**CONSIGNES DE L'EXERCICE:**
**A)** Dans le texte sur Birdman, quels patrons de multinationale sont pris en comparaison, et à quelles entreprises sont-ils associés ?
**B)** Recopiez, dans le texte sur Birdman, le passage qui va de « Retour sur les » jusqu'à « est immédiatement reconnaissable. ».

Retour sur les 7 règles de son code du hustler qui lui ont permis de devenir « richer than the richest ».
1. ÊTRE IDENTIFIABLE
Dents en or, tatouages sur le visage, gimmicks (« blatt », « one hunnit », « we the business »…), gestuelle (son fameux « frottage de mains » immortalisé par d’innombrables GIF), si Birdman est loin d’être un bon rappeur (ou même un rappeur correct), mais que ce soit sur disque ou dans les clips il est immédiatement reconnaissable.
À l’image de ces grands patrons de multinationale que sont Richard Branson (Virgin) ou Bill Gates (Microsoft), c’est le genre de visibilité qui apporte de la valeur ajoutée à une marque et attire les nouveaux venus.
Idem pour le reste du staff, promouvoir matraquer le nom du label en interviews ou dans les lyrics, (voir à coup de tatouages plus ou moins douteux), semble être la priorité numéro un de leur cahier des charges.
En pourcentage, voilà de quoi parle son rap
2. VENDRE DU RÊVE
Chantre infatigable des joies du matérialisme, Birdman et son crew sont bien avant les années Sarkozy, les inventeurs du terme bling-bling.
Chaque clip est l’occasion de mettre en scène des voitures de luxe à profusion, de la joaillerie, des yachts et de faire voler les liasses comme s’il en pleuvait. Du célèbre Hummer limousine de 1999 au Lifestyle du Rich Gang, le message n’a pas bougé d’un iota.
Cette imagerie clinquante est devenue la marque de fabrique du label. Bien évidemment hors-plateau les choses se passent un peu différemment, à l’exception des gros poissons comme Jay Z ou 50 Cent, aucun rappeur ne peut pas assumer un tel train de vie bien longtemps.
3. NE JAMAIS PAYER PERSONNE
L’histoire de Cash Money se confond avec une suite ininterrompue de procès pour mauvais payements. Dernièrement, en plus de Lil Wayne, ce sont Jas Prince (le mec qui a découvert Drake) et Turk (un ancien membre des Hot Boyz) qui réclament des millions à leur ancien employeur.
Ce traitement ne se limite pas qu’aux rappeurs : fabricants de t-shirts, gardes du corps, producteurs, propriétaires des bureaux… Personne ne touche le moindre centime à moins de traîner le label en justice. Connaissant les mœurs du rap, on s’étonnerait presque que personne n’ait tenté de régler ses comptes avec les frères Williams à coup de revolver.

**MATÉRIEL EXTRAIT:**
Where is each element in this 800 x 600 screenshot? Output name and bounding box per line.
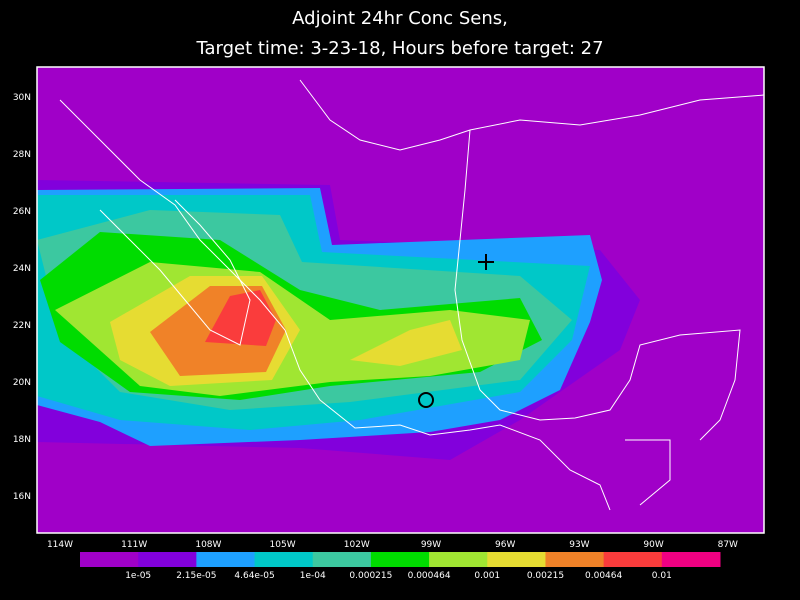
colorbar-label: 0.001 bbox=[474, 571, 500, 581]
lon-label: 99W bbox=[421, 540, 441, 550]
title-line-1: Adjoint 24hr Conc Sens, bbox=[292, 8, 508, 29]
lat-label: 18N bbox=[13, 435, 31, 445]
colorbar-swatch bbox=[487, 552, 546, 567]
contour bbox=[350, 320, 462, 366]
colorbar-label: 0.01 bbox=[652, 571, 672, 581]
colorbar: 1e-05 2.15e-05 4.64e-05 1e-04 0.000215 0.0004… bbox=[80, 552, 721, 581]
colorbar-swatch bbox=[429, 552, 488, 567]
lon-label: 96W bbox=[495, 540, 515, 550]
colorbar-label: 0.000215 bbox=[349, 571, 392, 581]
colorbar-swatch bbox=[196, 552, 256, 567]
lon-label: 102W bbox=[344, 540, 370, 550]
coastline bbox=[454, 129, 741, 441]
colorbar-swatch bbox=[138, 552, 197, 567]
map-frame bbox=[36, 66, 765, 534]
colorbar-label: 0.00464 bbox=[585, 571, 622, 581]
colorbar-label: 0.000464 bbox=[408, 571, 451, 581]
lon-label: 87W bbox=[718, 540, 738, 550]
lat-label: 28N bbox=[13, 150, 31, 160]
axis-labels: 30N 28N 26N 24N 22N 20N 18N 16N 114W 111W 108W 105W… bbox=[13, 93, 738, 550]
colorbar-swatch bbox=[312, 552, 372, 567]
lat-label: 16N bbox=[13, 492, 31, 502]
lat-label: 22N bbox=[13, 321, 31, 331]
contour bbox=[205, 290, 276, 346]
lon-label: 105W bbox=[270, 540, 296, 550]
lon-label: 93W bbox=[569, 540, 589, 550]
lat-label: 24N bbox=[13, 264, 31, 274]
lon-label: 108W bbox=[195, 540, 221, 550]
lat-label: 20N bbox=[13, 378, 31, 388]
lat-label: 30N bbox=[13, 93, 31, 103]
colorbar-label: 4.64e-05 bbox=[234, 571, 274, 581]
target-marker bbox=[478, 254, 494, 270]
border bbox=[299, 79, 471, 151]
colorbar-swatch bbox=[254, 552, 314, 567]
colorbar-swatch bbox=[661, 552, 721, 567]
coastline bbox=[469, 94, 764, 131]
colorbar-label: 2.15e-05 bbox=[176, 571, 216, 581]
colorbar-swatch bbox=[370, 552, 430, 567]
lon-label: 114W bbox=[47, 540, 73, 550]
coastlines bbox=[59, 79, 764, 511]
source-marker bbox=[418, 392, 434, 408]
coastline bbox=[99, 199, 251, 346]
colorbar-swatch bbox=[545, 552, 605, 567]
colorbar-swatch bbox=[80, 552, 139, 567]
title-line-2: Target time: 3-23-18, Hours before targe… bbox=[195, 38, 603, 59]
map-area bbox=[37, 67, 764, 533]
border bbox=[625, 439, 671, 506]
colorbar-label: 1e-05 bbox=[125, 571, 151, 581]
colorbar-label: 0.00215 bbox=[527, 571, 564, 581]
lat-label: 26N bbox=[13, 207, 31, 217]
colorbar-swatch bbox=[603, 552, 663, 567]
coastline bbox=[59, 99, 611, 511]
lon-label: 111W bbox=[121, 540, 147, 550]
colorbar-label: 1e-04 bbox=[300, 571, 326, 581]
lon-label: 90W bbox=[643, 540, 663, 550]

**RÉPONSES PAR CONSIGNE:**
**A)** Richard Branson (Virgin) et Bill Gates (Microsoft).

**B)**
Retour sur les 7 règles de son code du hustler qui lui ont permis de devenir « richer than the richest ».
1. ÊTRE IDENTIFIABLE
Dents en or, tatouages sur le visage, gimmicks (« blatt », « one hunnit », « we the business »…), gestuelle (son fameux « frottage de mains » immortalisé par d’innombrables GIF), si Birdman est loin d’être un bon rappeur (ou même un rappeur correct), mais que ce soit sur disque ou dans les clips il est immédiatement reconnaissable.